(Collection entries)
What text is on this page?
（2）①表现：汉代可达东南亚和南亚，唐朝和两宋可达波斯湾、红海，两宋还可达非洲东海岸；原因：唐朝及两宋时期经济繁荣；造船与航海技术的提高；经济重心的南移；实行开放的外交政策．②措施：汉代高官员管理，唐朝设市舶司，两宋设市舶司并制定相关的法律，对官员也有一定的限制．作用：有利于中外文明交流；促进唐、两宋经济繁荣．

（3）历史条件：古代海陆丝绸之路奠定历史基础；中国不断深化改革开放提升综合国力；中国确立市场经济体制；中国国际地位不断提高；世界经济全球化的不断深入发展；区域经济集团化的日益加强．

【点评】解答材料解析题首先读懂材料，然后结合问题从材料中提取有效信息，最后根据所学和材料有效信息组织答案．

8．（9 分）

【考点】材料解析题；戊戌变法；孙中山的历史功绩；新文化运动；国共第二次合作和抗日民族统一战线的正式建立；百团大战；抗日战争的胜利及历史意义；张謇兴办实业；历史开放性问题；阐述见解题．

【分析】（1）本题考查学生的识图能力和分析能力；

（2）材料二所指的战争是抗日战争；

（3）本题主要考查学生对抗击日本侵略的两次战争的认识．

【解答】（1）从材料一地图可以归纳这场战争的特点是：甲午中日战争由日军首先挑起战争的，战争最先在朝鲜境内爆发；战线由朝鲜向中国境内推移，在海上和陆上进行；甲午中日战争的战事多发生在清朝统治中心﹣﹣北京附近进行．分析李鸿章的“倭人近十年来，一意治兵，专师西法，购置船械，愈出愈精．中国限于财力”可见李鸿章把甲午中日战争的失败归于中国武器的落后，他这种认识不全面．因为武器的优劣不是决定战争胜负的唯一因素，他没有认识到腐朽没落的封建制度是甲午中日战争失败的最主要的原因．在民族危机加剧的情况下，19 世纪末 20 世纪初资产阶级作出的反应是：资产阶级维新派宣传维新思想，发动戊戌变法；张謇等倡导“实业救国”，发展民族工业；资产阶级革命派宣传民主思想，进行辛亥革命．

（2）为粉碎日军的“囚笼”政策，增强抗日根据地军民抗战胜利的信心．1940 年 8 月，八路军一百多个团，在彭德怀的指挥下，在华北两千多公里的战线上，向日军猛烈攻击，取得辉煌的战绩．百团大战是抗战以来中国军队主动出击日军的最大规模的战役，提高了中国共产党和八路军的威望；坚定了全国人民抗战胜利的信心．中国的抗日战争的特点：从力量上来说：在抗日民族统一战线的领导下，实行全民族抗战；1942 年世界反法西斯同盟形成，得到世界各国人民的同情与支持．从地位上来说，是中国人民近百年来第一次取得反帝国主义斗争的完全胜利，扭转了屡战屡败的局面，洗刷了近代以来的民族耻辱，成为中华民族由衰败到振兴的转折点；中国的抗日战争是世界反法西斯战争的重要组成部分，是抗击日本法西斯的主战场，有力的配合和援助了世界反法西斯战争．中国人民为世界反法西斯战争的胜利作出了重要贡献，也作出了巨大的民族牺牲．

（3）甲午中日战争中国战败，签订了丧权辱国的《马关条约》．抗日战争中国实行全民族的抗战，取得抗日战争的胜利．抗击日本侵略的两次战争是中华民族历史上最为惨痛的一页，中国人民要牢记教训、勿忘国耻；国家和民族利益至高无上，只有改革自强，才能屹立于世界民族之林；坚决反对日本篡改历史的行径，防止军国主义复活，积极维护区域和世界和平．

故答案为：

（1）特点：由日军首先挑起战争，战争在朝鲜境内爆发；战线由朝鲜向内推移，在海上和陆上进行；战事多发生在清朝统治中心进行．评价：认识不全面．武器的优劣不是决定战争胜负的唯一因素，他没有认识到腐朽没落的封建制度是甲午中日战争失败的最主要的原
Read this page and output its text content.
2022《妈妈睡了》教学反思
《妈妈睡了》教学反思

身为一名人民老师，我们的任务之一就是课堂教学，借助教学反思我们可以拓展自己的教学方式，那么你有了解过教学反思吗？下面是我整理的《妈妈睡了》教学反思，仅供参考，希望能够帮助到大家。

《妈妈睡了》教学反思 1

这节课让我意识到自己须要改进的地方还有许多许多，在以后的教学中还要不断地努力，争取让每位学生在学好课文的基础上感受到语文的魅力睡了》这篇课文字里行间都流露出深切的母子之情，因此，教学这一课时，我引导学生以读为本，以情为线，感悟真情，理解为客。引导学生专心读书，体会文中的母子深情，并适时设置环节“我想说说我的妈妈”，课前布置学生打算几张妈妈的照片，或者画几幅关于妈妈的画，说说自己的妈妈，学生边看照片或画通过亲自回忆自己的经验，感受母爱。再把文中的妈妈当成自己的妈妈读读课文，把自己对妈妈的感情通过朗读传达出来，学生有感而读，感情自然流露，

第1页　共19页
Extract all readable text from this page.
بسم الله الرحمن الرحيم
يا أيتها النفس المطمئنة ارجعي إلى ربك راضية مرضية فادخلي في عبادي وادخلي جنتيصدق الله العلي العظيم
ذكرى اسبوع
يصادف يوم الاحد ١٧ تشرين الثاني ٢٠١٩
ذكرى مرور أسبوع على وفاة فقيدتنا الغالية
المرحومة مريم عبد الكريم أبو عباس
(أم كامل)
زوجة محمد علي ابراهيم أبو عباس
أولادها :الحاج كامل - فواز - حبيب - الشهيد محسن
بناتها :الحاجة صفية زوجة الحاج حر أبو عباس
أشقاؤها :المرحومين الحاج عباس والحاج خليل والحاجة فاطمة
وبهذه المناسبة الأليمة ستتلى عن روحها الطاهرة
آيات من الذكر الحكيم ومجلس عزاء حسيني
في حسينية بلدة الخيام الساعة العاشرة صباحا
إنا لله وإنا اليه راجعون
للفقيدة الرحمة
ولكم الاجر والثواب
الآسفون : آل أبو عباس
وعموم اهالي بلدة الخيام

Given instruction -
Print the whole listing exactly as it is.

Solution to the problem -
What text is on this page?
（2）①表现：汉代可达东南亚和南亚，唐朝和两宋可达波斯湾、红海，两宋还可达非洲东海岸；原因：唐朝及两宋时期经济繁荣；造船与航海技术的提高；经济重心的南移；实行开放的外交政策．②措施：汉代高官员管理，唐朝设市舶司，两宋设市舶司并制定相关的法律，对官员也有一定的限制．作用：有利于中外文明交流；促进唐、两宋经济繁荣．

（3）历史条件：古代海陆丝绸之路奠定历史基础；中国不断深化改革开放提升综合国力；中国确立市场经济体制；中国国际地位不断提高；世界经济全球化的不断深入发展；区域经济集团化的日益加强．

【点评】解答材料解析题首先读懂材料，然后结合问题从材料中提取有效信息，最后根据所学和材料有效信息组织答案．

8．（9 分）

【考点】材料解析题；戊戌变法；孙中山的历史功绩；新文化运动；国共第二次合作和抗日民族统一战线的正式建立；百团大战；抗日战争的胜利及历史意义；张謇兴办实业；历史开放性问题；阐述见解题．

【分析】（1）本题考查学生的识图能力和分析能力；

（2）材料二所指的战争是抗日战争；

（3）本题主要考查学生对抗击日本侵略的两次战争的认识．

【解答】（1）从材料一地图可以归纳这场战争的特点是：甲午中日战争由日军首先挑起战争的，战争最先在朝鲜境内爆发；战线由朝鲜向中国境内推移，在海上和陆上进行；甲午中日战争的战事多发生在清朝统治中心﹣﹣北京附近进行．分析李鸿章的“倭人近十年来，一意治兵，专师西法，购置船械，愈出愈精．中国限于财力”可见李鸿章把甲午中日战争的失败归于中国武器的落后，他这种认识不全面．因为武器的优劣不是决定战争胜负的唯一因素，他没有认识到腐朽没落的封建制度是甲午中日战争失败的最主要的原因．在民族危机加剧的情况下，19 世纪末 20 世纪初资产阶级作出的反应是：资产阶级维新派宣传维新思想，发动戊戌变法；张謇等倡导“实业救国”，发展民族工业；资产阶级革命派宣传民主思想，进行辛亥革命．

（2）为粉碎日军的“囚笼”政策，增强抗日根据地军民抗战胜利的信心．1940 年 8 月，八路军一百多个团，在彭德怀的指挥下，在华北两千多公里的战线上，向日军猛烈攻击，取得辉煌的战绩．百团大战是抗战以来中国军队主动出击日军的最大规模的战役，提高了中国共产党和八路军的威望；坚定了全国人民抗战胜利的信心．中国的抗日战争的特点：从力量上来说：在抗日民族统一战线的领导下，实行全民族抗战；1942 年世界反法西斯同盟形成，得到世界各国人民的同情与支持．从地位上来说，是中国人民近百年来第一次取得反帝国主义斗争的完全胜利，扭转了屡战屡败的局面，洗刷了近代以来的民族耻辱，成为中华民族由衰败到振兴的转折点；中国的抗日战争是世界反法西斯战争的重要组成部分，是抗击日本法西斯的主战场，有力的配合和援助了世界反法西斯战争．中国人民为世界反法西斯战争的胜利作出了重要贡献，也作出了巨大的民族牺牲．

（3）甲午中日战争中国战败，签订了丧权辱国的《马关条约》．抗日战争中国实行全民族的抗战，取得抗日战争的胜利．抗击日本侵略的两次战争是中华民族历史上最为惨痛的一页，中国人民要牢记教训、勿忘国耻；国家和民族利益至高无上，只有改革自强，才能屹立于世界民族之林；坚决反对日本篡改历史的行径，防止军国主义复活，积极维护区域和世界和平．

故答案为：

（1）特点：由日军首先挑起战争，战争在朝鲜境内爆发；战线由朝鲜向内推移，在海上和陆上进行；战事多发生在清朝统治中心进行．评价：认识不全面．武器的优劣不是决定战争胜负的唯一因素，他没有认识到腐朽没落的封建制度是甲午中日战争失败的最主要的原
Read this page and output its text content.
2022《妈妈睡了》教学反思
《妈妈睡了》教学反思

身为一名人民老师，我们的任务之一就是课堂教学，借助教学反思我们可以拓展自己的教学方式，那么你有了解过教学反思吗？下面是我整理的《妈妈睡了》教学反思，仅供参考，希望能够帮助到大家。

《妈妈睡了》教学反思 1

这节课让我意识到自己须要改进的地方还有许多许多，在以后的教学中还要不断地努力，争取让每位学生在学好课文的基础上感受到语文的魅力睡了》这篇课文字里行间都流露出深切的母子之情，因此，教学这一课时，我引导学生以读为本，以情为线，感悟真情，理解为客。引导学生专心读书，体会文中的母子深情，并适时设置环节“我想说说我的妈妈”，课前布置学生打算几张妈妈的照片，或者画几幅关于妈妈的画，说说自己的妈妈，学生边看照片或画通过亲自回忆自己的经验，感受母爱。再把文中的妈妈当成自己的妈妈读读课文，把自己对妈妈的感情通过朗读传达出来，学生有感而读，感情自然流露，

第1页　共19页
Extract all readable text from this page.
بسم الله الرحمن الرحيم
يا أيتها النفس المطمئنة ارجعي إلى ربك راضية مرضية فادخلي في عبادي وادخلي جنتيصدق الله العلي العظيم
ذكرى اسبوع
يصادف يوم الاحد ١٧ تشرين الثاني ٢٠١٩
ذكرى مرور أسبوع على وفاة فقيدتنا الغالية
المرحومة مريم عبد الكريم أبو عباس
(أم كامل)
زوجة محمد علي ابراهيم أبو عباس
أولادها :الحاج كامل - فواز - حبيب - الشهيد محسن
بناتها :الحاجة صفية زوجة الحاج حر أبو عباس
أشقاؤها :المرحومين الحاج عباس والحاج خليل والحاجة فاطمة
وبهذه المناسبة الأليمة ستتلى عن روحها الطاهرة
آيات من الذكر الحكيم ومجلس عزاء حسيني
في حسينية بلدة الخيام الساعة العاشرة صباحا
إنا لله وإنا اليه راجعون
للفقيدة الرحمة
ولكم الاجر والثواب
الآسفون : آل أبو عباس
وعموم اهالي بلدة الخيام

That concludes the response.